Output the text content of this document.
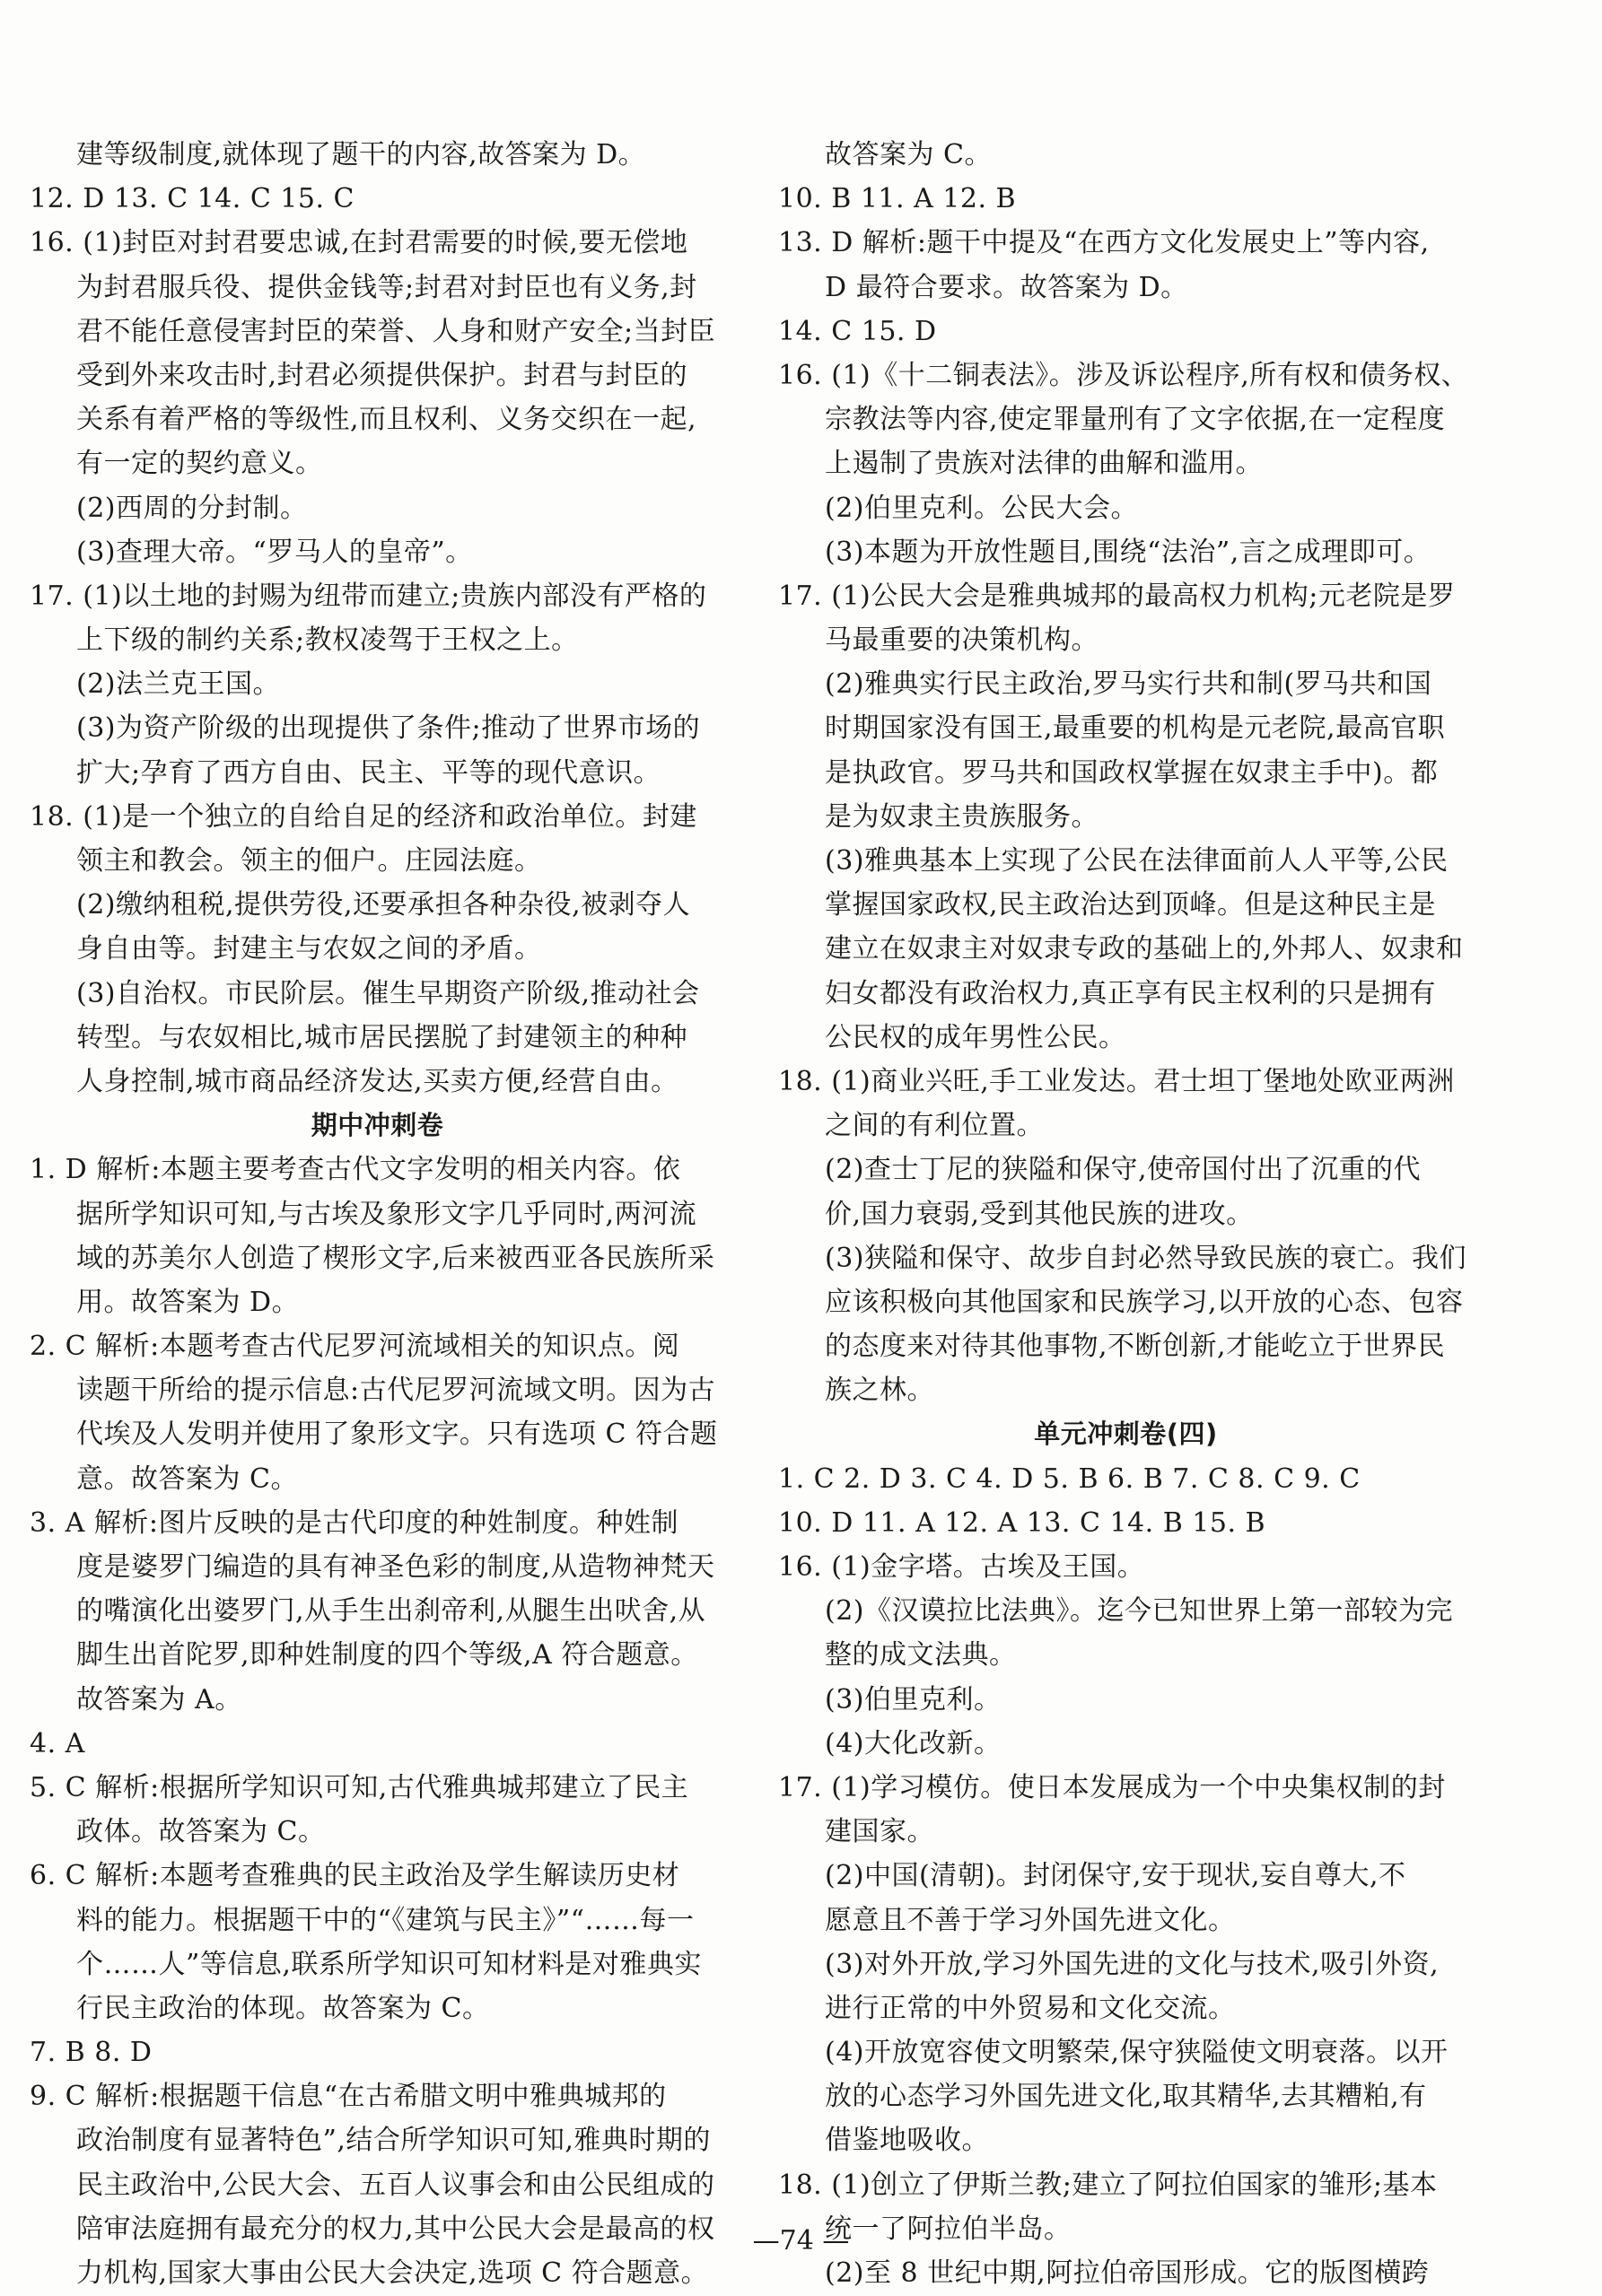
建等级制度,就体现了题干的内容,故答案为 D。
12. D 13. C 14. C 15. C
16. (1)封臣对封君要忠诚,在封君需要的时候,要无偿地
为封君服兵役、提供金钱等;封君对封臣也有义务,封
君不能任意侵害封臣的荣誉、人身和财产安全;当封臣
受到外来攻击时,封君必须提供保护。封君与封臣的
关系有着严格的等级性,而且权利、义务交织在一起,
有一定的契约意义。
(2)西周的分封制。
(3)查理大帝。“罗马人的皇帝”。
17. (1)以土地的封赐为纽带而建立;贵族内部没有严格的
上下级的制约关系;教权凌驾于王权之上。
(2)法兰克王国。
(3)为资产阶级的出现提供了条件;推动了世界市场的
扩大;孕育了西方自由、民主、平等的现代意识。
18. (1)是一个独立的自给自足的经济和政治单位。封建
领主和教会。领主的佃户。庄园法庭。
(2)缴纳租税,提供劳役,还要承担各种杂役,被剥夺人
身自由等。封建主与农奴之间的矛盾。
(3)自治权。市民阶层。催生早期资产阶级,推动社会
转型。与农奴相比,城市居民摆脱了封建领主的种种
人身控制,城市商品经济发达,买卖方便,经营自由。
期中冲刺卷
1. D 解析:本题主要考查古代文字发明的相关内容。依
据所学知识可知,与古埃及象形文字几乎同时,两河流
域的苏美尔人创造了楔形文字,后来被西亚各民族所采
用。故答案为 D。
2. C 解析:本题考查古代尼罗河流域相关的知识点。阅
读题干所给的提示信息:古代尼罗河流域文明。因为古
代埃及人发明并使用了象形文字。只有选项 C 符合题
意。故答案为 C。
3. A 解析:图片反映的是古代印度的种姓制度。种姓制
度是婆罗门编造的具有神圣色彩的制度,从造物神梵天
的嘴演化出婆罗门,从手生出刹帝利,从腿生出吠舍,从
脚生出首陀罗,即种姓制度的四个等级,A 符合题意。
故答案为 A。
4. A
5. C 解析:根据所学知识可知,古代雅典城邦建立了民主
政体。故答案为 C。
6. C 解析:本题考查雅典的民主政治及学生解读历史材
料的能力。根据题干中的“《建筑与民主》”“……每一
个……人”等信息,联系所学知识可知材料是对雅典实
行民主政治的体现。故答案为 C。
7. B 8. D
9. C 解析:根据题干信息“在古希腊文明中雅典城邦的
政治制度有显著特色”,结合所学知识可知,雅典时期的
民主政治中,公民大会、五百人议事会和由公民组成的
陪审法庭拥有最充分的权力,其中公民大会是最高的权
力机构,国家大事由公民大会决定,选项 C 符合题意。
故答案为 C。
10. B 11. A 12. B
13. D 解析:题干中提及“在西方文化发展史上”等内容,
D 最符合要求。故答案为 D。
14. C 15. D
16. (1)《十二铜表法》。涉及诉讼程序,所有权和债务权、
宗教法等内容,使定罪量刑有了文字依据,在一定程度
上遏制了贵族对法律的曲解和滥用。
(2)伯里克利。公民大会。
(3)本题为开放性题目,围绕“法治”,言之成理即可。
17. (1)公民大会是雅典城邦的最高权力机构;元老院是罗
马最重要的决策机构。
(2)雅典实行民主政治,罗马实行共和制(罗马共和国
时期国家没有国王,最重要的机构是元老院,最高官职
是执政官。罗马共和国政权掌握在奴隶主手中)。都
是为奴隶主贵族服务。
(3)雅典基本上实现了公民在法律面前人人平等,公民
掌握国家政权,民主政治达到顶峰。但是这种民主是
建立在奴隶主对奴隶专政的基础上的,外邦人、奴隶和
妇女都没有政治权力,真正享有民主权利的只是拥有
公民权的成年男性公民。
18. (1)商业兴旺,手工业发达。君士坦丁堡地处欧亚两洲
之间的有利位置。
(2)查士丁尼的狭隘和保守,使帝国付出了沉重的代
价,国力衰弱,受到其他民族的进攻。
(3)狭隘和保守、故步自封必然导致民族的衰亡。我们
应该积极向其他国家和民族学习,以开放的心态、包容
的态度来对待其他事物,不断创新,才能屹立于世界民
族之林。
单元冲刺卷(四)
1. C 2. D 3. C 4. D 5. B 6. B 7. C 8. C 9. C
10. D 11. A 12. A 13. C 14. B 15. B
16. (1)金字塔。古埃及王国。
(2)《汉谟拉比法典》。迄今已知世界上第一部较为完
整的成文法典。
(3)伯里克利。
(4)大化改新。
17. (1)学习模仿。使日本发展成为一个中央集权制的封
建国家。
(2)中国(清朝)。封闭保守,安于现状,妄自尊大,不
愿意且不善于学习外国先进文化。
(3)对外开放,学习外国先进的文化与技术,吸引外资,
进行正常的中外贸易和文化交流。
(4)开放宽容使文明繁荣,保守狭隘使文明衰落。以开
放的心态学习外国先进文化,取其精华,去其糟粕,有
借鉴地吸收。
18. (1)创立了伊斯兰教;建立了阿拉伯国家的雏形;基本
统一了阿拉伯半岛。
(2)至 8 世纪中期,阿拉伯帝国形成。它的版图横跨
—74 —
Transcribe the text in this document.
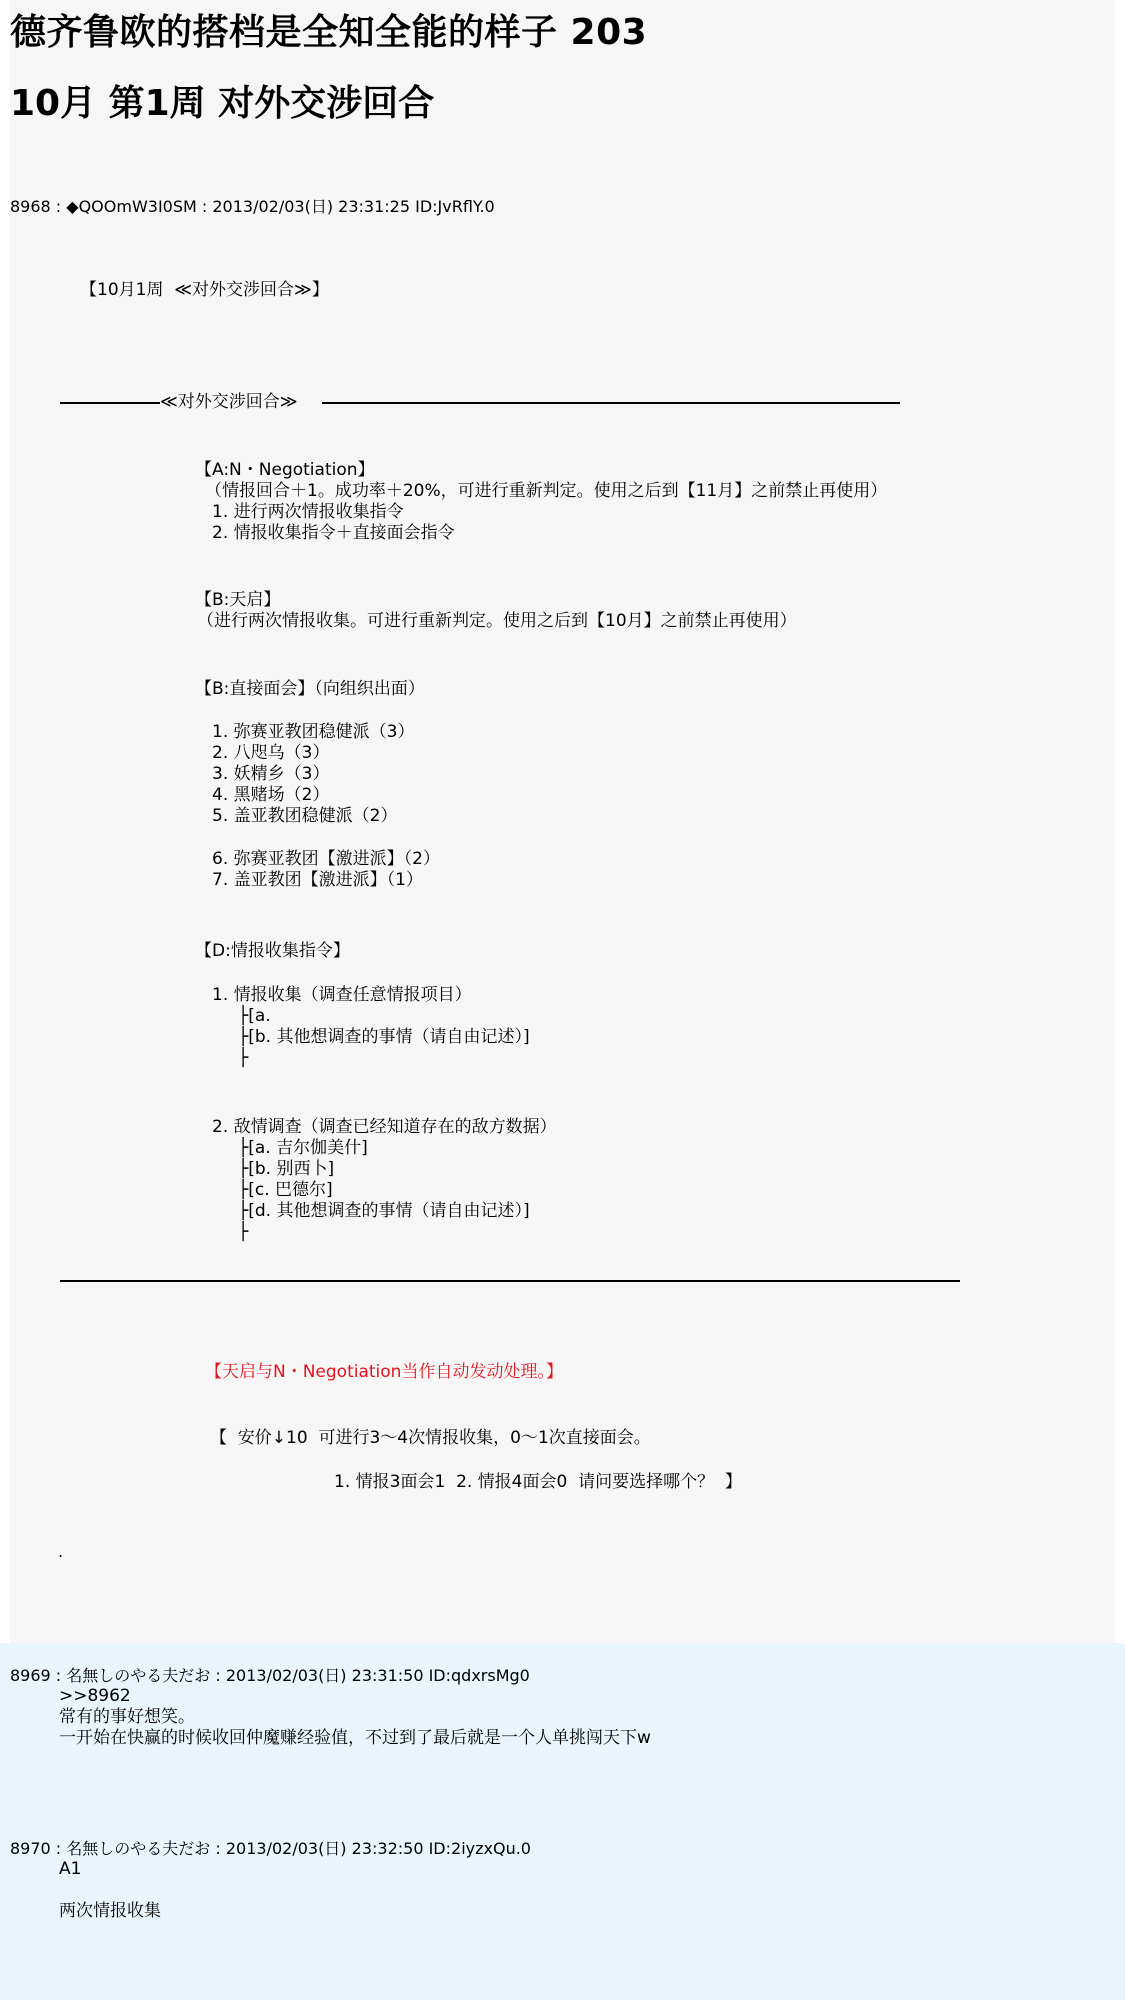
德齐鲁欧的搭档是全知全能的样子 203
10月 第1周 对外交涉回合
8968 : ◆QOOmW3I0SM : 2013/02/03(日) 23:31:25 ID:JvRflY.0
【10月1周  ≪对外交涉回合≫】
≪对外交涉回合≫
【A:N・Negotiation】
（情报回合＋1。成功率＋20%，可进行重新判定。使用之后到【11月】之前禁止再使用）
1. 进行两次情报收集指令
2. 情报收集指令＋直接面会指令
【B:天启】
（进行两次情报收集。可进行重新判定。使用之后到【10月】之前禁止再使用）
【B:直接面会】（向组织出面）
1. 弥赛亚教团稳健派（3）
2. 八咫乌（3）
3. 妖精乡（3）
4. 黑赌场（2）
5. 盖亚教团稳健派（2）
6. 弥赛亚教团【激进派】（2）
7. 盖亚教团【激进派】（1）
【D:情报收集指令】
1. 情报收集（调查任意情报项目）
├[a.
├[b. 其他想调查的事情（请自由记述）]
├
2. 敌情调查（调查已经知道存在的敌方数据）
├[a. 吉尔伽美什]
├[b. 别西卜]
├[c. 巴德尔]
├[d. 其他想调查的事情（请自由记述）]
├
【天启与N・Negotiation当作自动发动处理。】
【  安价↓10  可进行3～4次情报收集，0～1次直接面会。
1. 情报3面会1  2. 情报4面会0  请问要选择哪个？  】
.
8969 : 名無しのやる夫だお : 2013/02/03(日) 23:31:50 ID:qdxrsMg0
>>8962
常有的事好想笑。
一开始在快赢的时候收回仲魔赚经验值，不过到了最后就是一个人单挑闯天下w
8970 : 名無しのやる夫だお : 2013/02/03(日) 23:32:50 ID:2iyzxQu.0
A1
两次情报收集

_What is asked:_ Which lines hold the word "document"? Show each one.

_Reply to the exercise:_
Output the text content of this document.
Transcribe the text in this document.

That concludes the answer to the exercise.